» **REQUIREMENT**
Report every line in the listing that contains the string "Kitchen".

» **DATA ENTRIES**
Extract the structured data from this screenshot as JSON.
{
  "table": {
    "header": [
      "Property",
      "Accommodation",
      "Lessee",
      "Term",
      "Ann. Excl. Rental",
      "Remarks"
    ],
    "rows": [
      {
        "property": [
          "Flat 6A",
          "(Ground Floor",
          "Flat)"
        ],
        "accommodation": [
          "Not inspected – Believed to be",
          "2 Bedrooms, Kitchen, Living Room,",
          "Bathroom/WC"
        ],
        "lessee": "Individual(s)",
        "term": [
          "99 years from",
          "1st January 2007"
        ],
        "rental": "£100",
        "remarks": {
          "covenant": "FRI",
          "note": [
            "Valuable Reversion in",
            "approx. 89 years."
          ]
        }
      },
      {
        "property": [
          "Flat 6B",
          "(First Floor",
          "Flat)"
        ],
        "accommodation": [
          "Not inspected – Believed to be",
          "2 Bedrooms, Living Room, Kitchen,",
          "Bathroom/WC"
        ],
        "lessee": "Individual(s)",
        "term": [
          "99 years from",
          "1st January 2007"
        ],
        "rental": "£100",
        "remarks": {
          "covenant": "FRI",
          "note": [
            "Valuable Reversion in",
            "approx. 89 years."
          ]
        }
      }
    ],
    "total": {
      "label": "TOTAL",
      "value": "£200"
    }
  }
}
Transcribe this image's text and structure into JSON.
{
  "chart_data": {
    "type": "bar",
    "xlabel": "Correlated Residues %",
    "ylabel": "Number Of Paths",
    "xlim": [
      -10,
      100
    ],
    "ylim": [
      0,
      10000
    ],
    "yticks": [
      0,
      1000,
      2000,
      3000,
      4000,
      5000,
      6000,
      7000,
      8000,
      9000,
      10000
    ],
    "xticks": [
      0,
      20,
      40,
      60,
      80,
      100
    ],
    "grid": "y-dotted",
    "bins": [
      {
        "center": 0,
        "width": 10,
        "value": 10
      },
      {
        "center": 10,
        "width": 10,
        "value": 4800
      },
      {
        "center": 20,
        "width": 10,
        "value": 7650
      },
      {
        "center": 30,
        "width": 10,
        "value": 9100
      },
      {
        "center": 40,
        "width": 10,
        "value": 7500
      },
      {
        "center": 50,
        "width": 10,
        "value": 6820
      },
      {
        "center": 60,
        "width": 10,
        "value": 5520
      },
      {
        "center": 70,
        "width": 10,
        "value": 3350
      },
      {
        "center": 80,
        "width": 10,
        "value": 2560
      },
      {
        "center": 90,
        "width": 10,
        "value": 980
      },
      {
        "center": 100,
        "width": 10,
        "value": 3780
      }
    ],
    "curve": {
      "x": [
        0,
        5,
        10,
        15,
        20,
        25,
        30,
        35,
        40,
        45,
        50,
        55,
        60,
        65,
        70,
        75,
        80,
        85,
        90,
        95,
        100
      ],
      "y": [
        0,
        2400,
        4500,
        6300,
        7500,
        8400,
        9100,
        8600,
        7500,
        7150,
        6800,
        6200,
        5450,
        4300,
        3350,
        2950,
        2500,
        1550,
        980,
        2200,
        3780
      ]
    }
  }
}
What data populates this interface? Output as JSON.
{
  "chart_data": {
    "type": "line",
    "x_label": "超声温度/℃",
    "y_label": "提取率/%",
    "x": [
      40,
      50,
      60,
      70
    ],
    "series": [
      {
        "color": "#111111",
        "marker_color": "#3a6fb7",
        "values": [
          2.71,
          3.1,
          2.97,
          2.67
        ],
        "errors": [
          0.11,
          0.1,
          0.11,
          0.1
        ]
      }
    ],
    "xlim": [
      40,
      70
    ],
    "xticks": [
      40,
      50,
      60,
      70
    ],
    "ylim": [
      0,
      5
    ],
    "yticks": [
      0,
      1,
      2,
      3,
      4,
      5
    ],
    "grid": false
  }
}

» **SOLVED PROBLEM**
          "2 Bedrooms, Kitchen, Living Room,",
          "2 Bedrooms, Living Room, Kitchen,",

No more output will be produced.